TASK REQUIREMENTS → Give back every line of the records below unchanged, leaving out the pictures.
EXERCISE INPUT start
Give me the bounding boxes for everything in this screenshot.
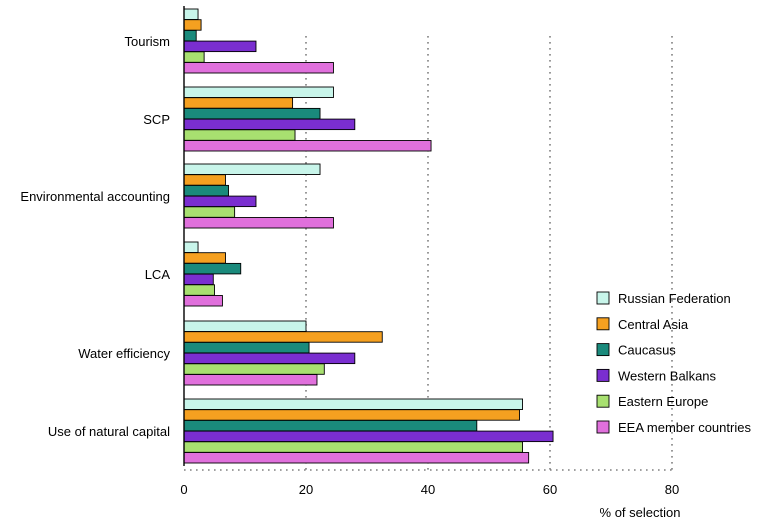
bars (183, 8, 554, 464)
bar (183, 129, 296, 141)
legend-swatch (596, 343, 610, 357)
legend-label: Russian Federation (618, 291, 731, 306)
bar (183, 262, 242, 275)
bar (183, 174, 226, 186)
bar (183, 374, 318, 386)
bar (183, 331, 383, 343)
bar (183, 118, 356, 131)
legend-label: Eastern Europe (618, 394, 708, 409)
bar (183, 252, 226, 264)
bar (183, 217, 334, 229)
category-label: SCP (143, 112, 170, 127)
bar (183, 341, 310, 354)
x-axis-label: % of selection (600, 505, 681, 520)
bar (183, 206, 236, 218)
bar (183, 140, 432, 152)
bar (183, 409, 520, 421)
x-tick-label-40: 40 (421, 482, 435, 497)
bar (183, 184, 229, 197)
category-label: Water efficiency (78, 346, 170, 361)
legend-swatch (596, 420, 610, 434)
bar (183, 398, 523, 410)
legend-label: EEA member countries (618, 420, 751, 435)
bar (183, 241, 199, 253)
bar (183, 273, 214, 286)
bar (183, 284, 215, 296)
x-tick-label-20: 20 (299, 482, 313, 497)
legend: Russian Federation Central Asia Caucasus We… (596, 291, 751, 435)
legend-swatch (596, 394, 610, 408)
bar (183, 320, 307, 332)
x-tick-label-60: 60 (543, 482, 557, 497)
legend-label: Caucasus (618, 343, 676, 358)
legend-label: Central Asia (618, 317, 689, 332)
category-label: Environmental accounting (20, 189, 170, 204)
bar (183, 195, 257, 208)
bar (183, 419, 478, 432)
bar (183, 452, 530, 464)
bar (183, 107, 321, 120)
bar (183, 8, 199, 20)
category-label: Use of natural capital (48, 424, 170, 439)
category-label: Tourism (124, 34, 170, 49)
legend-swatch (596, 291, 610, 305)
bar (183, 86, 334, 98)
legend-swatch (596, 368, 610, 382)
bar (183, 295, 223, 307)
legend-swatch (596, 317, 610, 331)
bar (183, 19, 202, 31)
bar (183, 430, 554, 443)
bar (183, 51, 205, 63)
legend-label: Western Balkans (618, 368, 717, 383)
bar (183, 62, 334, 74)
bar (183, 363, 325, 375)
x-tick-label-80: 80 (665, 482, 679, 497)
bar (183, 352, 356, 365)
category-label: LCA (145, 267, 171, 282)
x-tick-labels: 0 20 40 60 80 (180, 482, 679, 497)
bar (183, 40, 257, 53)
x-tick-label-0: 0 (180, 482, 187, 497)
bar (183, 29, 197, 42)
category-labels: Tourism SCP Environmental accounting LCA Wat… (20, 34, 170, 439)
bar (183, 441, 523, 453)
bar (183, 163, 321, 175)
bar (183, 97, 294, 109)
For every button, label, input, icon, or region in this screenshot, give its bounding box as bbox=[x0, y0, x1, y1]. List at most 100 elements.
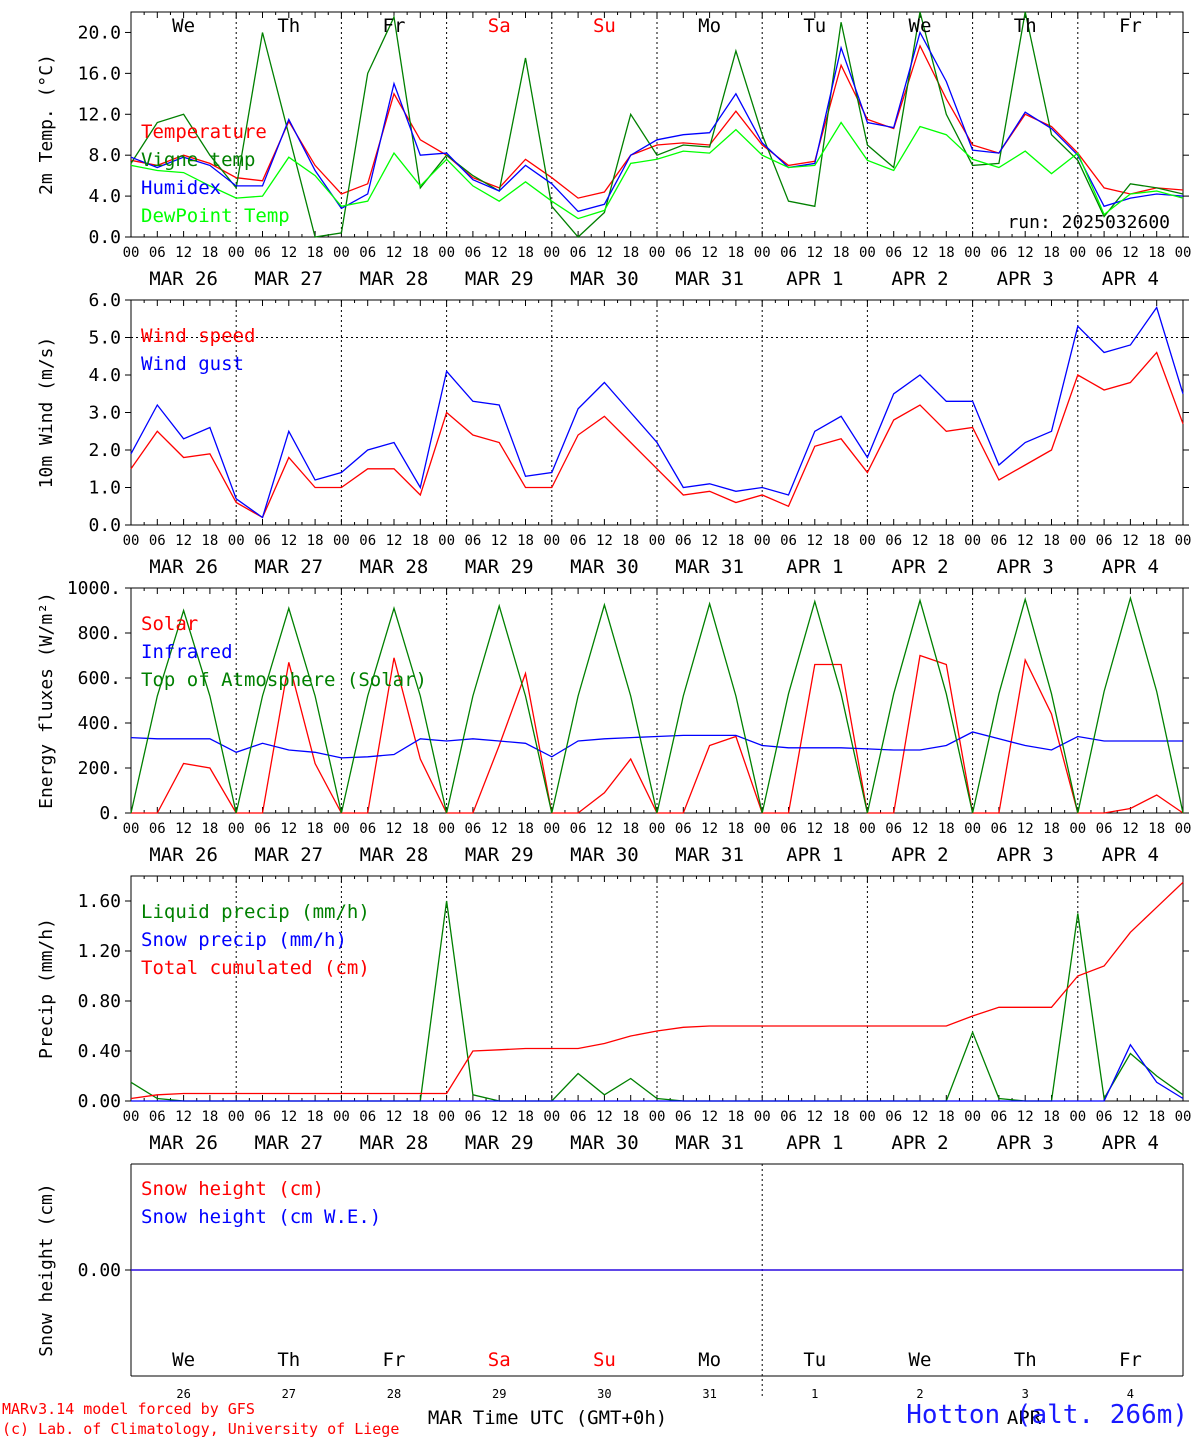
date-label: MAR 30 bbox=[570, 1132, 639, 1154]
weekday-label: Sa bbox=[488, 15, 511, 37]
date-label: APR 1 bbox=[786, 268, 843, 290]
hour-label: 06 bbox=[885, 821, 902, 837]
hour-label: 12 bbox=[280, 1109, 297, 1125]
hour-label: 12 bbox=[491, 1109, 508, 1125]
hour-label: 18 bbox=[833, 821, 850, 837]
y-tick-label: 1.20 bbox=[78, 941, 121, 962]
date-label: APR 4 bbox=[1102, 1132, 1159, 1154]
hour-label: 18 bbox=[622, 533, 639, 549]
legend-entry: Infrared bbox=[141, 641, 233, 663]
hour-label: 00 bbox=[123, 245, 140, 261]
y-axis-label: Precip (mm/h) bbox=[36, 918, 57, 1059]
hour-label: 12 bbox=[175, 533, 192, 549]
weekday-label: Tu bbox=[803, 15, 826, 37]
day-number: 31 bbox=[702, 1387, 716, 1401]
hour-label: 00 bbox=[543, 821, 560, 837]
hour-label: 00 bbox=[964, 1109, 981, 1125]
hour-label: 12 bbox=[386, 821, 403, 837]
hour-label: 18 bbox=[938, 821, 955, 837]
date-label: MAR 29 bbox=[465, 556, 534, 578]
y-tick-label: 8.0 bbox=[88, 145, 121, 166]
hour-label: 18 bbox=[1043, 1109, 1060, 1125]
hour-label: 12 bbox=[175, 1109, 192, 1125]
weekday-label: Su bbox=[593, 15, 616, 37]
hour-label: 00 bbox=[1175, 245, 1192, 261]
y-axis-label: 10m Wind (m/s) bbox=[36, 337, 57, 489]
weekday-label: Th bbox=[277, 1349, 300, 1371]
EXERCISE INPUT end
ANSWER FOR THIS EXERCISE →
Give me the bounding boxes for everything in this screenshot.
bars (183, 8, 554, 464)
bar (183, 129, 296, 141)
legend-swatch (596, 343, 610, 357)
legend-label: Russian Federation (618, 291, 731, 306)
bar (183, 262, 242, 275)
bar (183, 174, 226, 186)
bar (183, 374, 318, 386)
bar (183, 331, 383, 343)
bar (183, 118, 356, 131)
legend-label: Eastern Europe (618, 394, 708, 409)
bar (183, 252, 226, 264)
bar (183, 217, 334, 229)
category-label: SCP (143, 112, 170, 127)
bar (183, 341, 310, 354)
x-axis-label: % of selection (600, 505, 681, 520)
bar (183, 206, 236, 218)
bar (183, 140, 432, 152)
bar (183, 409, 520, 421)
x-tick-label-40: 40 (421, 482, 435, 497)
bar (183, 184, 229, 197)
category-label: Water efficiency (78, 346, 170, 361)
legend-swatch (596, 420, 610, 434)
bar (183, 398, 523, 410)
legend-label: EEA member countries (618, 420, 751, 435)
bar (183, 241, 199, 253)
bar (183, 273, 214, 286)
bar (183, 284, 215, 296)
x-tick-label-20: 20 (299, 482, 313, 497)
legend: Russian Federation Central Asia Caucasus We… (596, 291, 751, 435)
legend-swatch (596, 394, 610, 408)
bar (183, 320, 307, 332)
x-tick-label-60: 60 (543, 482, 557, 497)
legend-label: Caucasus (618, 343, 676, 358)
legend-label: Central Asia (618, 317, 689, 332)
category-label: Environmental accounting (20, 189, 170, 204)
bar (183, 195, 257, 208)
bar (183, 419, 478, 432)
bar (183, 452, 530, 464)
bar (183, 107, 321, 120)
bar (183, 8, 199, 20)
category-label: Use of natural capital (48, 424, 170, 439)
category-label: Tourism (124, 34, 170, 49)
legend-swatch (596, 291, 610, 305)
bar (183, 86, 334, 98)
legend-swatch (596, 368, 610, 382)
bar (183, 295, 223, 307)
legend-swatch (596, 317, 610, 331)
bar (183, 19, 202, 31)
bar (183, 430, 554, 443)
bar (183, 51, 205, 63)
legend-label: Western Balkans (618, 368, 717, 383)
bar (183, 62, 334, 74)
bar (183, 363, 325, 375)
x-tick-label-80: 80 (665, 482, 679, 497)
bar (183, 352, 356, 365)
category-label: LCA (145, 267, 171, 282)
x-tick-labels: 0 20 40 60 80 (180, 482, 679, 497)
bar (183, 40, 257, 53)
x-tick-label-0: 0 (180, 482, 187, 497)
bar (183, 29, 197, 42)
category-labels: Tourism SCP Environmental accounting LCA Wat… (20, 34, 170, 439)
bar (183, 441, 523, 453)
bar (183, 163, 321, 175)
bar (183, 97, 294, 109)
For every button, label, input, icon, or region in this screenshot, give its bounding box as bbox=[x0, y0, x1, y1]. List at most 100 elements.
date-label: MAR 30 bbox=[570, 1132, 639, 1154]
weekday-label: Sa bbox=[488, 15, 511, 37]
date-label: APR 1 bbox=[786, 268, 843, 290]
hour-label: 06 bbox=[885, 821, 902, 837]
hour-label: 12 bbox=[280, 1109, 297, 1125]
hour-label: 12 bbox=[491, 1109, 508, 1125]
hour-label: 18 bbox=[833, 821, 850, 837]
y-tick-label: 1.20 bbox=[78, 941, 121, 962]
date-label: APR 4 bbox=[1102, 1132, 1159, 1154]
hour-label: 18 bbox=[622, 533, 639, 549]
legend-entry: Infrared bbox=[141, 641, 233, 663]
hour-label: 00 bbox=[123, 245, 140, 261]
y-axis-label: Precip (mm/h) bbox=[36, 918, 57, 1059]
hour-label: 12 bbox=[175, 533, 192, 549]
weekday-label: Tu bbox=[803, 15, 826, 37]
day-number: 31 bbox=[702, 1387, 716, 1401]
hour-label: 00 bbox=[543, 821, 560, 837]
hour-label: 00 bbox=[964, 1109, 981, 1125]
hour-label: 12 bbox=[386, 821, 403, 837]
hour-label: 18 bbox=[938, 821, 955, 837]
date-label: MAR 29 bbox=[465, 556, 534, 578]
y-tick-label: 8.0 bbox=[88, 145, 121, 166]
hour-label: 18 bbox=[1043, 1109, 1060, 1125]
hour-label: 12 bbox=[175, 1109, 192, 1125]
weekday-label: Su bbox=[593, 15, 616, 37]
hour-label: 00 bbox=[1175, 245, 1192, 261]
y-axis-label: 10m Wind (m/s) bbox=[36, 337, 57, 489]
weekday-label: Th bbox=[277, 1349, 300, 1371]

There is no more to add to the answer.